* Start *

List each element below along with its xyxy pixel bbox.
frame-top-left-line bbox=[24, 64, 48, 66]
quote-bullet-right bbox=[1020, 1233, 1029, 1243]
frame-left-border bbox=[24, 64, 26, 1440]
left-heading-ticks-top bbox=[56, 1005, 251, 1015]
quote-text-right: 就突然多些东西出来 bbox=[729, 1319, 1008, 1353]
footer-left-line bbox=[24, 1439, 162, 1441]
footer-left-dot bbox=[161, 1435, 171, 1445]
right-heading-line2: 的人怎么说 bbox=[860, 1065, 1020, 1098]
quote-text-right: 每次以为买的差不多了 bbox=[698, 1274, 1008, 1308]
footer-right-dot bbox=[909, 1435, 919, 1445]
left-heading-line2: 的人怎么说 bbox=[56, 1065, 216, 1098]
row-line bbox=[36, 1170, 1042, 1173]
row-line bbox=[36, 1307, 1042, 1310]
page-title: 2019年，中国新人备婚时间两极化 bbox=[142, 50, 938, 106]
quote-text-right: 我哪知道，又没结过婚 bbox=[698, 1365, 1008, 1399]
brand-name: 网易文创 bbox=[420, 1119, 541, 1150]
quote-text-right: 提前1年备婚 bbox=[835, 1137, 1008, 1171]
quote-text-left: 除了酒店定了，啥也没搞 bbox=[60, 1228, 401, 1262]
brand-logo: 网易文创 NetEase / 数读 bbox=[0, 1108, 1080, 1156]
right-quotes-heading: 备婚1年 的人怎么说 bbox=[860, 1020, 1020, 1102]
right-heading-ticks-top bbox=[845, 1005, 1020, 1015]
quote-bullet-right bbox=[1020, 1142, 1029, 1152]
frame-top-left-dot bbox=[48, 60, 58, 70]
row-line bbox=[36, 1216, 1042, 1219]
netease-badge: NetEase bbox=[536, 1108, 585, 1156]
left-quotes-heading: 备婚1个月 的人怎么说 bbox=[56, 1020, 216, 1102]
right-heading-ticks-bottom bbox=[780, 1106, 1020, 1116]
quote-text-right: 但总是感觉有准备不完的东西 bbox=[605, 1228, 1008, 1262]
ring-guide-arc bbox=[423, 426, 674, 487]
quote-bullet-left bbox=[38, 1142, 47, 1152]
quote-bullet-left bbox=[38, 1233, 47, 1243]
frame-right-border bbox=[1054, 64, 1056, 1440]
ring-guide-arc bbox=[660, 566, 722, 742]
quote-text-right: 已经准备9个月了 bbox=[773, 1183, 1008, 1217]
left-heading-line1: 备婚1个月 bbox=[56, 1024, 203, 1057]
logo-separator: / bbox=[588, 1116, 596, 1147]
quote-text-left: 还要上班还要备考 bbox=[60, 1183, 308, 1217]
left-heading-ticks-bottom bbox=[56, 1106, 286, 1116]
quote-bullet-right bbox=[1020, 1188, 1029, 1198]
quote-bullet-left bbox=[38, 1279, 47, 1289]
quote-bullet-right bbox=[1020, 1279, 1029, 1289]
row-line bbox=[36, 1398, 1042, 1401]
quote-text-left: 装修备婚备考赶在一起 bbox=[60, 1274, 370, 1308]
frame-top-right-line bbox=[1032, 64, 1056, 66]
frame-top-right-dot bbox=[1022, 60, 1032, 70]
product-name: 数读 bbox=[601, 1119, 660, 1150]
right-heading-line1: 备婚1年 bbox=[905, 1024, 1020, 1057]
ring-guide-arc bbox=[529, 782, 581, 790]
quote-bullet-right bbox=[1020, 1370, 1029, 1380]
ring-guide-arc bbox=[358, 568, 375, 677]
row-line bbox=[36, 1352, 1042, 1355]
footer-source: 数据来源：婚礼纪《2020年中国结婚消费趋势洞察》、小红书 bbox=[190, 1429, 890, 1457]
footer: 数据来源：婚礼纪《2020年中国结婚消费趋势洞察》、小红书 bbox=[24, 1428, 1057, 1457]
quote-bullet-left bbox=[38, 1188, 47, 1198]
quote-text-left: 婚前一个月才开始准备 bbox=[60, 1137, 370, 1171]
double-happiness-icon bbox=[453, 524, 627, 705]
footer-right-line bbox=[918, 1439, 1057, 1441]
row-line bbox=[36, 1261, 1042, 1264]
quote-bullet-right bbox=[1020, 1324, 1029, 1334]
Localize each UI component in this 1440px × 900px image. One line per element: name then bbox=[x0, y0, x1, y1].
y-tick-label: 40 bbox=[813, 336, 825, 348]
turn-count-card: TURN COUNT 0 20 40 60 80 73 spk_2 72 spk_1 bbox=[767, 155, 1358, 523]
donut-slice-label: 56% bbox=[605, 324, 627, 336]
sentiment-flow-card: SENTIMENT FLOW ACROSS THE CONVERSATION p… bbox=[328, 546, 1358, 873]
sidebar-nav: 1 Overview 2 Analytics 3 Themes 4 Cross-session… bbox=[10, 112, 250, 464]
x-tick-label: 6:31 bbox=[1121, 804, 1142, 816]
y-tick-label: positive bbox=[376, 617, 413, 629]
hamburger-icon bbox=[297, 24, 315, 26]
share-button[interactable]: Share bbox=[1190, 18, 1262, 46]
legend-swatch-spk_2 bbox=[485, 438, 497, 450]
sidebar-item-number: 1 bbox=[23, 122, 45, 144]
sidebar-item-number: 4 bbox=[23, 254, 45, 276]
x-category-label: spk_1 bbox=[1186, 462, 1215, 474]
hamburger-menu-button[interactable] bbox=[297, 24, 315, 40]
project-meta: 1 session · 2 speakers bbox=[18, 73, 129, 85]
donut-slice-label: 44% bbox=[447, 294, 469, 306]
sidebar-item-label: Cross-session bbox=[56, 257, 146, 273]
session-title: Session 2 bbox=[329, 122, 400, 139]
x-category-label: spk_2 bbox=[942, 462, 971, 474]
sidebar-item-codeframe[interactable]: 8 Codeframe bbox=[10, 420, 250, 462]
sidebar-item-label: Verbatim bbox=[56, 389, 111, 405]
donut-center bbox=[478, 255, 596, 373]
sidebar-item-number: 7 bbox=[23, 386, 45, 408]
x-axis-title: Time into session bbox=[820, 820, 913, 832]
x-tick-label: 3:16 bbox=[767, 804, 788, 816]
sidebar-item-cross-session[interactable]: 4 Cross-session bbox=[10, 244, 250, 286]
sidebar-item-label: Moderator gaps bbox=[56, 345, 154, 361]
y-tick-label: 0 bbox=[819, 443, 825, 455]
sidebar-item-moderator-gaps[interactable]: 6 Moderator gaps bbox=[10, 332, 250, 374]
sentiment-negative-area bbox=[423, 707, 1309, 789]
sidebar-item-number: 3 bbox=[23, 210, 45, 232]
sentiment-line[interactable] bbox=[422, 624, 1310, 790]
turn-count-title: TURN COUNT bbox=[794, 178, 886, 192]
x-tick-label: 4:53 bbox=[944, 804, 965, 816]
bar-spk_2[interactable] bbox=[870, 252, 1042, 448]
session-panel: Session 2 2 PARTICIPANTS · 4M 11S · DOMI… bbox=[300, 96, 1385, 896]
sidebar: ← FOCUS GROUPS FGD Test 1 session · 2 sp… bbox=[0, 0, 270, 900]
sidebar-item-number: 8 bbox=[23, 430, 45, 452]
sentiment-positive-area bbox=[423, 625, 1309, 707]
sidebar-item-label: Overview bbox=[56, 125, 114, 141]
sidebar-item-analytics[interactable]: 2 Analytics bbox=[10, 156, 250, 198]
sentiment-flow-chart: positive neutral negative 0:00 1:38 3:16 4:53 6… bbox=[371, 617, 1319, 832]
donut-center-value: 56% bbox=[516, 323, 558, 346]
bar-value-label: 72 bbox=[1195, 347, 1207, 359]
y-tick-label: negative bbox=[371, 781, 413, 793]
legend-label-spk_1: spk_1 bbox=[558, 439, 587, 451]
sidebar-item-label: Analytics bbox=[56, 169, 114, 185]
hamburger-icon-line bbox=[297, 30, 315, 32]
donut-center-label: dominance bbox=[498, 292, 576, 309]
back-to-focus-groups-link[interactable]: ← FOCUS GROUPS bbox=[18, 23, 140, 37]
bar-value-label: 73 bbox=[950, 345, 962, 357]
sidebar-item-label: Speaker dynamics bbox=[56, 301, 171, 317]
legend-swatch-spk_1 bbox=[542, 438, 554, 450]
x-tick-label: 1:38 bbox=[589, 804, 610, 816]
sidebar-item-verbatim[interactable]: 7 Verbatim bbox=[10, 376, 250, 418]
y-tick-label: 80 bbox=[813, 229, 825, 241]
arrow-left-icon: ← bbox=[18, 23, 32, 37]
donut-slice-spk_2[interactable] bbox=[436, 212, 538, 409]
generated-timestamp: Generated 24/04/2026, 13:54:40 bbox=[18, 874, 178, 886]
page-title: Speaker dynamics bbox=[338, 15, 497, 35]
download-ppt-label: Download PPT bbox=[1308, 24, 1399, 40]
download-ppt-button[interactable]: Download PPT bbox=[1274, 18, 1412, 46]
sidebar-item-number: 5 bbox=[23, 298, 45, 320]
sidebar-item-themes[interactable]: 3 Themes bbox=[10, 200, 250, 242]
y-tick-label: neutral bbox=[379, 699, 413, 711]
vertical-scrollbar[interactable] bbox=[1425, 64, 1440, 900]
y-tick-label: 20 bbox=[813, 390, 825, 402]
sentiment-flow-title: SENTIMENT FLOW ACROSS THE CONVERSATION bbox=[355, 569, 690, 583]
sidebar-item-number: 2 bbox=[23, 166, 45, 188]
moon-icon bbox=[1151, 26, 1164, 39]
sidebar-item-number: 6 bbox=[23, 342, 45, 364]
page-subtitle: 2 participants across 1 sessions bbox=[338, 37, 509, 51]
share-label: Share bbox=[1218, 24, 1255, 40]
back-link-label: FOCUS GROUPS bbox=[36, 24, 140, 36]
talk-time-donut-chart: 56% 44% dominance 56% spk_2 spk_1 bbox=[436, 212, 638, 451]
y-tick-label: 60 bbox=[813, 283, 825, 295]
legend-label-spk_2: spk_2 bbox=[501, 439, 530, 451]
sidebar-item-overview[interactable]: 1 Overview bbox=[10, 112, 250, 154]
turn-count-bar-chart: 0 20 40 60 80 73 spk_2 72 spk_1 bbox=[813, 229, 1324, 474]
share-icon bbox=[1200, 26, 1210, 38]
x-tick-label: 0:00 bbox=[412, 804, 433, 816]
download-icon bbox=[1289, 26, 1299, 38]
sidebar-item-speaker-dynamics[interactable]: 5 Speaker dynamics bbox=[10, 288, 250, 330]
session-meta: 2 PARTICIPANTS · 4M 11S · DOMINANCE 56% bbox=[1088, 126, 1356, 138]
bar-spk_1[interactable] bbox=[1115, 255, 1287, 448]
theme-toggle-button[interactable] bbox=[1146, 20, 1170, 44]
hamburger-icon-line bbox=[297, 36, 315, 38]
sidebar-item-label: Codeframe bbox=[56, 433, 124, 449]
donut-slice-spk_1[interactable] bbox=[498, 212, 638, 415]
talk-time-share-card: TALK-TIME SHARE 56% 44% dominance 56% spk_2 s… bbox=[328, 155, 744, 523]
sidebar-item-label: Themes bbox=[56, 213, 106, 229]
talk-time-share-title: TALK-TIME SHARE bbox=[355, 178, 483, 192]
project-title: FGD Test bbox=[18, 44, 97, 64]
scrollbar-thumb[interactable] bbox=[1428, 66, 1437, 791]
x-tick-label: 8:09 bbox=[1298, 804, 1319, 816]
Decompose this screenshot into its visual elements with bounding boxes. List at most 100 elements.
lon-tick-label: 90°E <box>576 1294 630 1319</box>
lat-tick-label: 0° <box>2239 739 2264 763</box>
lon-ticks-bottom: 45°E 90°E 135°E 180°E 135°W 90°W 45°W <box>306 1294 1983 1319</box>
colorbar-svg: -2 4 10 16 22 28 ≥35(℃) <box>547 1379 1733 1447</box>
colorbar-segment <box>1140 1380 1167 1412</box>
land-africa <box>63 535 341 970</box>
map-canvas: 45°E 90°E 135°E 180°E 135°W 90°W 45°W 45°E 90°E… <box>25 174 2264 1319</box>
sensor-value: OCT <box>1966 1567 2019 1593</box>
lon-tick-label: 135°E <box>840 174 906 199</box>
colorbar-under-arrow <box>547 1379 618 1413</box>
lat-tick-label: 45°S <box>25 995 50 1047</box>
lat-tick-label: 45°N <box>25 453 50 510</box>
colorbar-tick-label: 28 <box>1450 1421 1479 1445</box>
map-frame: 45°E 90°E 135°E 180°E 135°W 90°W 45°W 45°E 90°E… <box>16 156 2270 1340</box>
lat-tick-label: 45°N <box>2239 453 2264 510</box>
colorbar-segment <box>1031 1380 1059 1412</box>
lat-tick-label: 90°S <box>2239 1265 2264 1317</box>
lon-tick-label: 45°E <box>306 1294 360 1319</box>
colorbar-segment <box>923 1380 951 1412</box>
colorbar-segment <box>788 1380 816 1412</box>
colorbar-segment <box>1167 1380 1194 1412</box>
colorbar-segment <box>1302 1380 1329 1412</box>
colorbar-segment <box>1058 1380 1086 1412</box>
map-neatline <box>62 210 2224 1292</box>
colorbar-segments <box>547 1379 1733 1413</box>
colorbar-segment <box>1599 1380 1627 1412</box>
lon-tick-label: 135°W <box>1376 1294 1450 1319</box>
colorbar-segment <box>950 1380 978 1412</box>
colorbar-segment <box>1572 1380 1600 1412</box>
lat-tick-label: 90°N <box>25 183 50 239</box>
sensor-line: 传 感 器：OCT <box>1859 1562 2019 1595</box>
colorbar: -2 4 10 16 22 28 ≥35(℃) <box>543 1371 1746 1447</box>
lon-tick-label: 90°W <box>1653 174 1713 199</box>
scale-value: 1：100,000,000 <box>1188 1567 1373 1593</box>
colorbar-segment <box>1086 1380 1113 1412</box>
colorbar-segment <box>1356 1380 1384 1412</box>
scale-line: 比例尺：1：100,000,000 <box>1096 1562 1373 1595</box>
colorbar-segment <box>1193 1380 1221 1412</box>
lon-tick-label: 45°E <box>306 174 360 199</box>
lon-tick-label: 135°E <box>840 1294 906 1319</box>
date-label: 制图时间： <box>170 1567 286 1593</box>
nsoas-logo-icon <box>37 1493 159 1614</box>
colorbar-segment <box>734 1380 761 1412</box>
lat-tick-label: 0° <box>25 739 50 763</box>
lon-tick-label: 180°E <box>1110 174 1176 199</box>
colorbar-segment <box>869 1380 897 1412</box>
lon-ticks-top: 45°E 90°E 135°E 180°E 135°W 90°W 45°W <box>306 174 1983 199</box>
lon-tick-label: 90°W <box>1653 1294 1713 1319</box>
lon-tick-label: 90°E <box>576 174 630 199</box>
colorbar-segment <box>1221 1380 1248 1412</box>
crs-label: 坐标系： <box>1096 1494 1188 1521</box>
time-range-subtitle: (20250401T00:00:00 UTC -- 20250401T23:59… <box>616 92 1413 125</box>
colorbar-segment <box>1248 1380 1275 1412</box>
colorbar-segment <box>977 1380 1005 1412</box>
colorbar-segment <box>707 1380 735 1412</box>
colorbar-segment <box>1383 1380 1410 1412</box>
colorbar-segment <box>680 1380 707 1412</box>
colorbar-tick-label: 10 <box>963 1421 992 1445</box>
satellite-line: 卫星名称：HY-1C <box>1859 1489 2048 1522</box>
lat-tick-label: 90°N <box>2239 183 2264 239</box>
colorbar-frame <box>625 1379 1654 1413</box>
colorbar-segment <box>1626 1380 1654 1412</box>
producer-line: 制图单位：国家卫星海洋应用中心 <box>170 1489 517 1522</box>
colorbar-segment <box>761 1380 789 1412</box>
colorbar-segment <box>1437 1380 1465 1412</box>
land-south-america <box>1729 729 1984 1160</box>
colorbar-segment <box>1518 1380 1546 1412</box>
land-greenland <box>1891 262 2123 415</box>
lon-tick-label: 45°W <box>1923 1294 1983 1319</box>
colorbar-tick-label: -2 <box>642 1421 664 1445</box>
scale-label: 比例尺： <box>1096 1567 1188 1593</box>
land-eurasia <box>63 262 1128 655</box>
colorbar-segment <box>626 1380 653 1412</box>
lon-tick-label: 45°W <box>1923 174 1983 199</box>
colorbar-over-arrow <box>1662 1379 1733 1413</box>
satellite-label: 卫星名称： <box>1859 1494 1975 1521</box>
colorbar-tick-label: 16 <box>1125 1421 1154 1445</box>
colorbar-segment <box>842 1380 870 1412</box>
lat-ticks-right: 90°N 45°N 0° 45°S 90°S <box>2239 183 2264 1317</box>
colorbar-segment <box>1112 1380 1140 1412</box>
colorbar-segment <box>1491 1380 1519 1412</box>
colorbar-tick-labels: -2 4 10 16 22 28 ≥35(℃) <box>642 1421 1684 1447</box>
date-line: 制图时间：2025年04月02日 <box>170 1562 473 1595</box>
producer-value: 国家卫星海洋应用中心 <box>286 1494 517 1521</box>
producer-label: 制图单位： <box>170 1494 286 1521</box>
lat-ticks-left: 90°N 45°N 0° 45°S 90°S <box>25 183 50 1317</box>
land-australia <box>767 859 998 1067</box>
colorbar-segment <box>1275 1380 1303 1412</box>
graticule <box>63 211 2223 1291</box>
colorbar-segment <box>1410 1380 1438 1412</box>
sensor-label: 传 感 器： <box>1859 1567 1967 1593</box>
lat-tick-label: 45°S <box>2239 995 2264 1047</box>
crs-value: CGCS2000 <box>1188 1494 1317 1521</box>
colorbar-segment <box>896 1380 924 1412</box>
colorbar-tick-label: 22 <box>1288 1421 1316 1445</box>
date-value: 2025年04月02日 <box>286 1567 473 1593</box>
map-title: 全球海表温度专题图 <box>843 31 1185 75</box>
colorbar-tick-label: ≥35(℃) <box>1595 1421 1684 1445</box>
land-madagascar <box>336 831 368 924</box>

* End *

▶ [PROBLEM STATEMENT]:
Could you print, unchanged, every line from the start of the records through the line that contains "quote-bullet-left bbox=[38, 1142, 47, 1152]", with that line included?

▶ [EXERCISE ANSWER]:
List each element below along with its xyxy pixel bbox.
frame-top-left-line bbox=[24, 64, 48, 66]
quote-bullet-right bbox=[1020, 1233, 1029, 1243]
frame-left-border bbox=[24, 64, 26, 1440]
left-heading-ticks-top bbox=[56, 1005, 251, 1015]
quote-text-right: 就突然多些东西出来 bbox=[729, 1319, 1008, 1353]
footer-left-line bbox=[24, 1439, 162, 1441]
footer-left-dot bbox=[161, 1435, 171, 1445]
right-heading-line2: 的人怎么说 bbox=[860, 1065, 1020, 1098]
quote-text-right: 每次以为买的差不多了 bbox=[698, 1274, 1008, 1308]
footer-right-dot bbox=[909, 1435, 919, 1445]
left-heading-line2: 的人怎么说 bbox=[56, 1065, 216, 1098]
row-line bbox=[36, 1170, 1042, 1173]
row-line bbox=[36, 1307, 1042, 1310]
page-title: 2019年，中国新人备婚时间两极化 bbox=[142, 50, 938, 106]
quote-text-right: 我哪知道，又没结过婚 bbox=[698, 1365, 1008, 1399]
brand-name: 网易文创 bbox=[420, 1119, 541, 1150]
quote-text-right: 提前1年备婚 bbox=[835, 1137, 1008, 1171]
quote-text-left: 除了酒店定了，啥也没搞 bbox=[60, 1228, 401, 1262]
brand-logo: 网易文创 NetEase / 数读 bbox=[0, 1108, 1080, 1156]
right-quotes-heading: 备婚1年 的人怎么说 bbox=[860, 1020, 1020, 1102]
right-heading-ticks-top bbox=[845, 1005, 1020, 1015]
quote-bullet-right bbox=[1020, 1142, 1029, 1152]
frame-top-left-dot bbox=[48, 60, 58, 70]
row-line bbox=[36, 1216, 1042, 1219]
netease-badge: NetEase bbox=[536, 1108, 585, 1156]
left-quotes-heading: 备婚1个月 的人怎么说 bbox=[56, 1020, 216, 1102]
right-heading-ticks-bottom bbox=[780, 1106, 1020, 1116]
quote-text-right: 但总是感觉有准备不完的东西 bbox=[605, 1228, 1008, 1262]
ring-guide-arc bbox=[423, 426, 674, 487]
quote-bullet-left bbox=[38, 1142, 47, 1152]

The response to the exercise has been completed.